- [Your instructions] Find each line that has the string "screenshot" and give the total, with nothing else.

- [Records shown]
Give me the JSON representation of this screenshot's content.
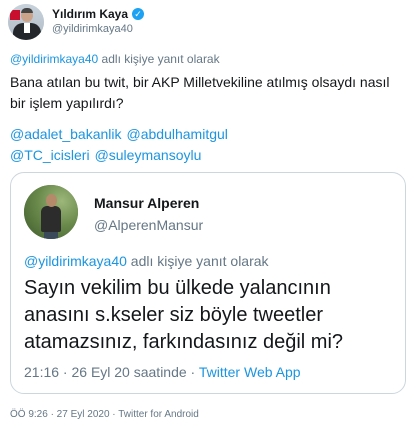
{
  "author": {
    "name": "Yıldırım Kaya",
    "verified": true,
    "handle": "@yildirimkaya40"
  },
  "reply_to": {
    "mention": "@yildirimkaya40",
    "suffix": " adlı kişiye yanıt olarak"
  },
  "tweet": {
    "text": "Bana atılan bu twit, bir AKP Milletvekiline atılmış olsaydı nasıl bir işlem yapılırdı?",
    "mentions": [
      "@adalet_bakanlik",
      "@abdulhamitgul",
      "@TC_icisleri",
      "@suleymansoylu"
    ]
  },
  "quoted": {
    "name": "Mansur Alperen",
    "handle": "@AlperenMansur",
    "reply_mention": "@yildirimkaya40",
    "reply_suffix": " adlı kişiye yanıt olarak",
    "text": "Sayın vekilim bu ülkede yalancının anasını s.kseler siz böyle tweetler atamazsınız, farkındasınız değil mi?",
    "time": "21:16 · 26 Eyl 20 saatinde · ",
    "source": "Twitter Web App"
  },
  "footer": "ÖÖ 9:26 · 27 Eyl 2020 · Twitter for Android",
  "colors": {
    "link": "#1b95e0",
    "muted": "#657786",
    "verified": "#1da1f2"
  }
}
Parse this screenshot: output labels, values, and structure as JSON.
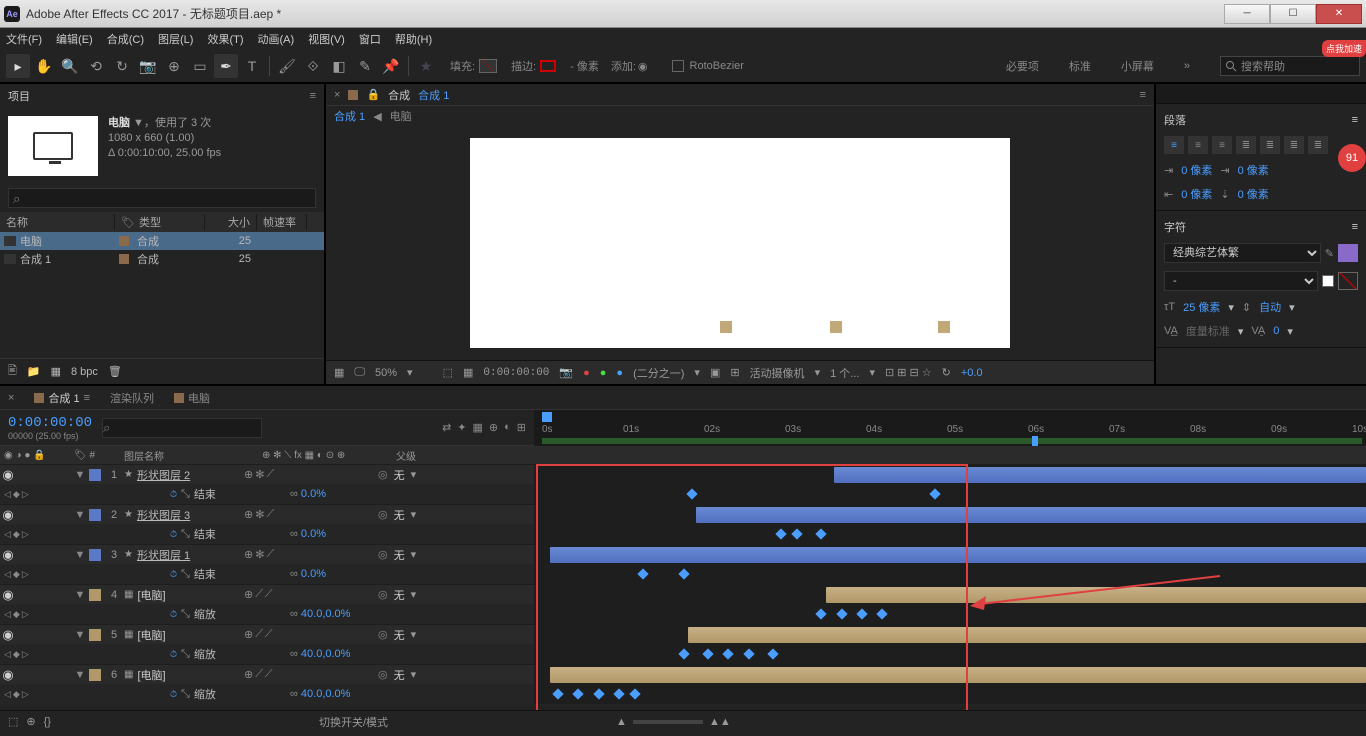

- [Solution to this problem] 2